-- START Material provided --

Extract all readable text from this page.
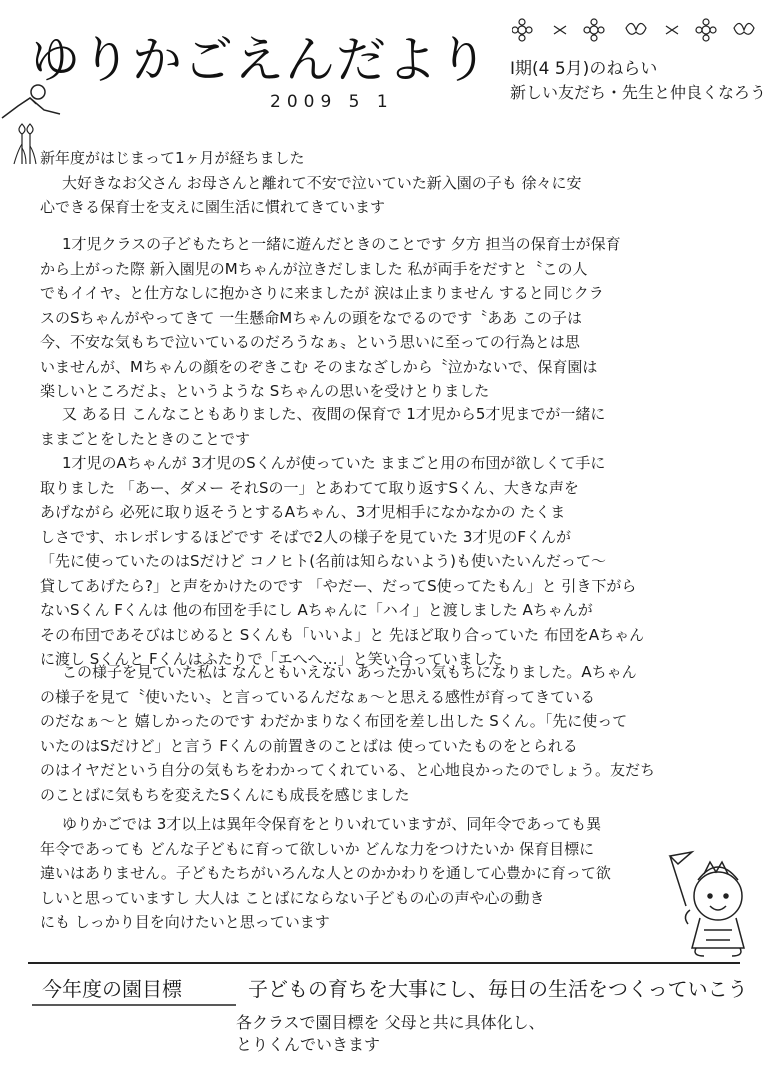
ゆりかごえんだより
2009 5 1
Ⅰ期(4 5月)のねらい
新しい友だち・先生と仲良くなろう
新年度がはじまって1ヶ月が経ちました
大好きなお父さん お母さんと離れて不安で泣いていた新入園の子も 徐々に安
心できる保育士を支えに園生活に慣れてきています
1才児クラスの子どもたちと一緒に遊んだときのことです 夕方 担当の保育士が保育
から上がった際 新入園児のMちゃんが泣きだしました 私が両手をだすと〝この人
でもイイヤ〟と仕方なしに抱かさりに来ましたが 涙は止まりません すると同じクラ
スのSちゃんがやってきて 一生懸命Mちゃんの頭をなでるのです〝ああ この子は
今、不安な気もちで泣いているのだろうなぁ〟という思いに至っての行為とは思
いませんが、Mちゃんの顔をのぞきこむ そのまなざしから〝泣かないで、保育園は
楽しいところだよ〟というような Sちゃんの思いを受けとりました
又 ある日 こんなこともありました、夜間の保育で 1才児から5才児までが一緒に
ままごとをしたときのことです
1才児のAちゃんが 3才児のSくんが使っていた ままごと用の布団が欲しくて手に
取りました 「あー、ダメー それSの一」とあわてて取り返すSくん、大きな声を
あげながら 必死に取り返そうとするAちゃん、3才児相手になかなかの たくま
しさです、ホレボレするほどです そばで2人の様子を見ていた 3才児のFくんが
「先に使っていたのはSだけど コノヒト(名前は知らないよう)も使いたいんだって～
貸してあげたら?」と声をかけたのです 「やだー、だってS使ってたもん」と 引き下がら
ないSくん Fくんは 他の布団を手にし Aちゃんに「ハイ」と渡しました Aちゃんが
その布団であそびはじめると Sくんも「いいよ」と 先ほど取り合っていた 布団をAちゃん
に渡し Sくんと Fくんはふたりで「エへへ…」と笑い合っていました
この様子を見ていた私は なんともいえない あったかい気もちになりました。Aちゃん
の様子を見て〝使いたい〟と言っているんだなぁ～と思える感性が育ってきている
のだなぁ～と 嬉しかったのです わだかまりなく布団を差し出した Sくん。「先に使って
いたのはSだけど」と言う Fくんの前置きのことばは 使っていたものをとられる
のはイヤだという自分の気もちをわかってくれている、と心地良かったのでしょう。友だち
のことばに気もちを変えたSくんにも成長を感じました
ゆりかごでは 3才以上は異年令保育をとりいれていますが、同年令であっても異
年令であっても どんな子どもに育って欲しいか どんな力をつけたいか 保育目標に
違いはありません。子どもたちがいろんな人とのかかわりを通して心豊かに育って欲
しいと思っていますし 大人は ことばにならない子どもの心の声や心の動き
にも しっかり目を向けたいと思っています
今年度の園目標	子どもの育ちを大事にし、毎日の生活をつくっていこう
各クラスで園目標を 父母と共に具体化し、
とりくんでいきます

-- END Material provided --

▸ Exercise goal
Leave the pictures out, and transcribe each of the records exactly.

▸ The result
Extract all readable text from this page.
ゆりかごえんだより
2009 5 1
Ⅰ期(4 5月)のねらい
新しい友だち・先生と仲良くなろう
新年度がはじまって1ヶ月が経ちました
大好きなお父さん お母さんと離れて不安で泣いていた新入園の子も 徐々に安
心できる保育士を支えに園生活に慣れてきています
1才児クラスの子どもたちと一緒に遊んだときのことです 夕方 担当の保育士が保育
から上がった際 新入園児のMちゃんが泣きだしました 私が両手をだすと〝この人
でもイイヤ〟と仕方なしに抱かさりに来ましたが 涙は止まりません すると同じクラ
スのSちゃんがやってきて 一生懸命Mちゃんの頭をなでるのです〝ああ この子は
今、不安な気もちで泣いているのだろうなぁ〟という思いに至っての行為とは思
いませんが、Mちゃんの顔をのぞきこむ そのまなざしから〝泣かないで、保育園は
楽しいところだよ〟というような Sちゃんの思いを受けとりました
又 ある日 こんなこともありました、夜間の保育で 1才児から5才児までが一緒に
ままごとをしたときのことです
1才児のAちゃんが 3才児のSくんが使っていた ままごと用の布団が欲しくて手に
取りました 「あー、ダメー それSの一」とあわてて取り返すSくん、大きな声を
あげながら 必死に取り返そうとするAちゃん、3才児相手になかなかの たくま
しさです、ホレボレするほどです そばで2人の様子を見ていた 3才児のFくんが
「先に使っていたのはSだけど コノヒト(名前は知らないよう)も使いたいんだって～
貸してあげたら?」と声をかけたのです 「やだー、だってS使ってたもん」と 引き下がら
ないSくん Fくんは 他の布団を手にし Aちゃんに「ハイ」と渡しました Aちゃんが
その布団であそびはじめると Sくんも「いいよ」と 先ほど取り合っていた 布団をAちゃん
に渡し Sくんと Fくんはふたりで「エへへ…」と笑い合っていました
この様子を見ていた私は なんともいえない あったかい気もちになりました。Aちゃん
の様子を見て〝使いたい〟と言っているんだなぁ～と思える感性が育ってきている
のだなぁ～と 嬉しかったのです わだかまりなく布団を差し出した Sくん。「先に使って
いたのはSだけど」と言う Fくんの前置きのことばは 使っていたものをとられる
のはイヤだという自分の気もちをわかってくれている、と心地良かったのでしょう。友だち
のことばに気もちを変えたSくんにも成長を感じました
ゆりかごでは 3才以上は異年令保育をとりいれていますが、同年令であっても異
年令であっても どんな子どもに育って欲しいか どんな力をつけたいか 保育目標に
違いはありません。子どもたちがいろんな人とのかかわりを通して心豊かに育って欲
しいと思っていますし 大人は ことばにならない子どもの心の声や心の動き
にも しっかり目を向けたいと思っています
今年度の園目標	子どもの育ちを大事にし、毎日の生活をつくっていこう
各クラスで園目標を 父母と共に具体化し、
とりくんでいきます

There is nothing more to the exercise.